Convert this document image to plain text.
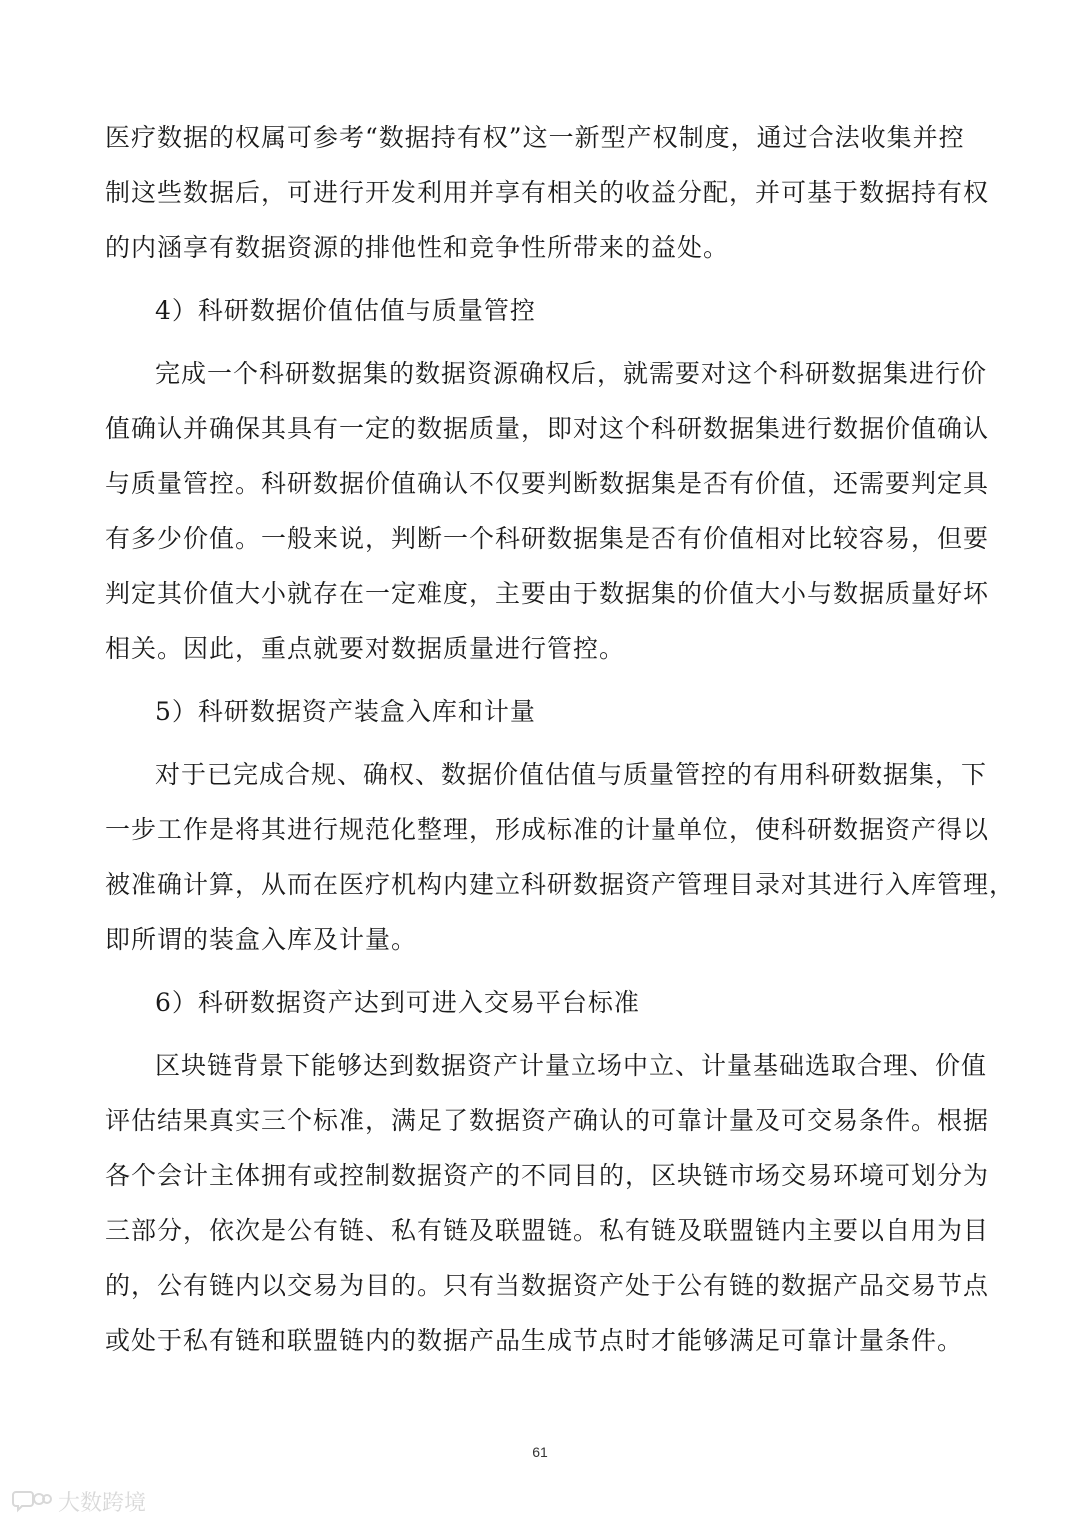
医疗数据的权属可参考“数据持有权”这一新型产权制度，通过合法收集并控
制这些数据后，可进行开发利用并享有相关的收益分配，并可基于数据持有权
的内涵享有数据资源的排他性和竞争性所带来的益处。
4）科研数据价值估值与质量管控
完成一个科研数据集的数据资源确权后，就需要对这个科研数据集进行价
值确认并确保其具有一定的数据质量，即对这个科研数据集进行数据价值确认
与质量管控。科研数据价值确认不仅要判断数据集是否有价值，还需要判定具
有多少价值。一般来说，判断一个科研数据集是否有价值相对比较容易，但要
判定其价值大小就存在一定难度，主要由于数据集的价值大小与数据质量好坏
相关。因此，重点就要对数据质量进行管控。
5）科研数据资产装盒入库和计量
对于已完成合规、确权、数据价值估值与质量管控的有用科研数据集，下
一步工作是将其进行规范化整理，形成标准的计量单位，使科研数据资产得以
被准确计算，从而在医疗机构内建立科研数据资产管理目录对其进行入库管理，
即所谓的装盒入库及计量。
6）科研数据资产达到可进入交易平台标准
区块链背景下能够达到数据资产计量立场中立、计量基础选取合理、价值
评估结果真实三个标准，满足了数据资产确认的可靠计量及可交易条件。根据
各个会计主体拥有或控制数据资产的不同目的，区块链市场交易环境可划分为
三部分，依次是公有链、私有链及联盟链。私有链及联盟链内主要以自用为目
的，公有链内以交易为目的。只有当数据资产处于公有链的数据产品交易节点
或处于私有链和联盟链内的数据产品生成节点时才能够满足可靠计量条件。
61
大数跨境
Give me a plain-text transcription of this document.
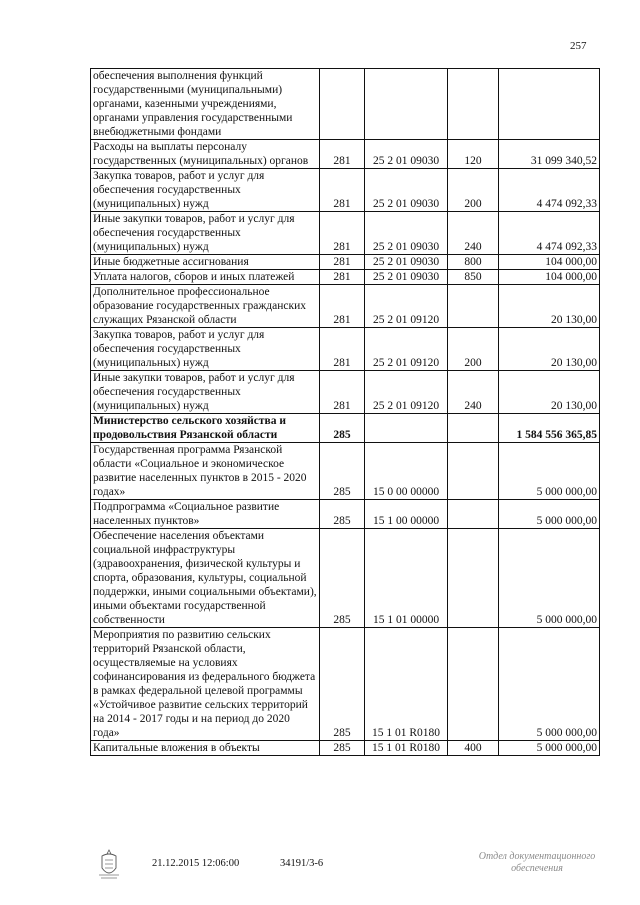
257
обеспечения выполнения функций государственными (муниципальными) органами, казенными учреждениями, органами управления государственными внебюджетными фондами				
Расходы на выплаты персоналу государственных (муниципальных) органов	281	25 2 01 09030	120	31 099 340,52
Закупка товаров, работ и услуг для обеспечения государственных (муниципальных) нужд	281	25 2 01 09030	200	4 474 092,33
Иные закупки товаров, работ и услуг для обеспечения государственных (муниципальных) нужд	281	25 2 01 09030	240	4 474 092,33
Иные бюджетные ассигнования	281	25 2 01 09030	800	104 000,00
Уплата налогов, сборов и иных платежей	281	25 2 01 09030	850	104 000,00
Дополнительное профессиональное образование государственных гражданских служащих Рязанской области	281	25 2 01 09120		20 130,00
Закупка товаров, работ и услуг для обеспечения государственных (муниципальных) нужд	281	25 2 01 09120	200	20 130,00
Иные закупки товаров, работ и услуг для обеспечения государственных (муниципальных) нужд	281	25 2 01 09120	240	20 130,00
Министерство сельского хозяйства и продовольствия Рязанской области	285			1 584 556 365,85
Государственная программа Рязанской области «Социальное и экономическое развитие населенных пунктов в 2015 - 2020 годах»	285	15 0 00 00000		5 000 000,00
Подпрограмма «Социальное развитие населенных пунктов»	285	15 1 00 00000		5 000 000,00
Обеспечение населения объектами социальной инфраструктуры (здравоохранения, физической культуры и спорта, образования, культуры, социальной поддержки, иными социальными объектами), иными объектами государственной собственности	285	15 1 01 00000		5 000 000,00
Мероприятия по развитию сельских территорий Рязанской области, осуществляемые на условиях софинансирования из федерального бюджета в рамках федеральной целевой программы «Устойчивое развитие сельских территорий на 2014 - 2017 годы и на период до 2020 года»	285	15 1 01 R0180		5 000 000,00
Капитальные вложения в объекты	285	15 1 01 R0180	400	5 000 000,00
21.12.2015 12:06:00	34191/3-6
Отдел документационного
обеспечения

○ ○ ○ ○

> Goal:
Leave out the pictures and return every record word for word.

> Correct answer:
Convert this document image to plain text.
医疗数据的权属可参考“数据持有权”这一新型产权制度，通过合法收集并控
制这些数据后，可进行开发利用并享有相关的收益分配，并可基于数据持有权
的内涵享有数据资源的排他性和竞争性所带来的益处。
4）科研数据价值估值与质量管控
完成一个科研数据集的数据资源确权后，就需要对这个科研数据集进行价
值确认并确保其具有一定的数据质量，即对这个科研数据集进行数据价值确认
与质量管控。科研数据价值确认不仅要判断数据集是否有价值，还需要判定具
有多少价值。一般来说，判断一个科研数据集是否有价值相对比较容易，但要
判定其价值大小就存在一定难度，主要由于数据集的价值大小与数据质量好坏
相关。因此，重点就要对数据质量进行管控。
5）科研数据资产装盒入库和计量
对于已完成合规、确权、数据价值估值与质量管控的有用科研数据集，下
一步工作是将其进行规范化整理，形成标准的计量单位，使科研数据资产得以
被准确计算，从而在医疗机构内建立科研数据资产管理目录对其进行入库管理，
即所谓的装盒入库及计量。
6）科研数据资产达到可进入交易平台标准
区块链背景下能够达到数据资产计量立场中立、计量基础选取合理、价值
评估结果真实三个标准，满足了数据资产确认的可靠计量及可交易条件。根据
各个会计主体拥有或控制数据资产的不同目的，区块链市场交易环境可划分为
三部分，依次是公有链、私有链及联盟链。私有链及联盟链内主要以自用为目
的，公有链内以交易为目的。只有当数据资产处于公有链的数据产品交易节点
或处于私有链和联盟链内的数据产品生成节点时才能够满足可靠计量条件。
61
大数跨境
Give me a plain-text transcription of this document.
257
обеспечения выполнения функций государственными (муниципальными) органами, казенными учреждениями, органами управления государственными внебюджетными фондами				
Расходы на выплаты персоналу государственных (муниципальных) органов	281	25 2 01 09030	120	31 099 340,52
Закупка товаров, работ и услуг для обеспечения государственных (муниципальных) нужд	281	25 2 01 09030	200	4 474 092,33
Иные закупки товаров, работ и услуг для обеспечения государственных (муниципальных) нужд	281	25 2 01 09030	240	4 474 092,33
Иные бюджетные ассигнования	281	25 2 01 09030	800	104 000,00
Уплата налогов, сборов и иных платежей	281	25 2 01 09030	850	104 000,00
Дополнительное профессиональное образование государственных гражданских служащих Рязанской области	281	25 2 01 09120		20 130,00
Закупка товаров, работ и услуг для обеспечения государственных (муниципальных) нужд	281	25 2 01 09120	200	20 130,00
Иные закупки товаров, работ и услуг для обеспечения государственных (муниципальных) нужд	281	25 2 01 09120	240	20 130,00
Министерство сельского хозяйства и продовольствия Рязанской области	285			1 584 556 365,85
Государственная программа Рязанской области «Социальное и экономическое развитие населенных пунктов в 2015 - 2020 годах»	285	15 0 00 00000		5 000 000,00
Подпрограмма «Социальное развитие населенных пунктов»	285	15 1 00 00000		5 000 000,00
Обеспечение населения объектами социальной инфраструктуры (здравоохранения, физической культуры и спорта, образования, культуры, социальной поддержки, иными социальными объектами), иными объектами государственной собственности	285	15 1 01 00000		5 000 000,00
Мероприятия по развитию сельских территорий Рязанской области, осуществляемые на условиях софинансирования из федерального бюджета в рамках федеральной целевой программы «Устойчивое развитие сельских территорий на 2014 - 2017 годы и на период до 2020 года»	285	15 1 01 R0180		5 000 000,00
Капитальные вложения в объекты	285	15 1 01 R0180	400	5 000 000,00
21.12.2015 12:06:00	34191/3-6
Отдел документационного
обеспечения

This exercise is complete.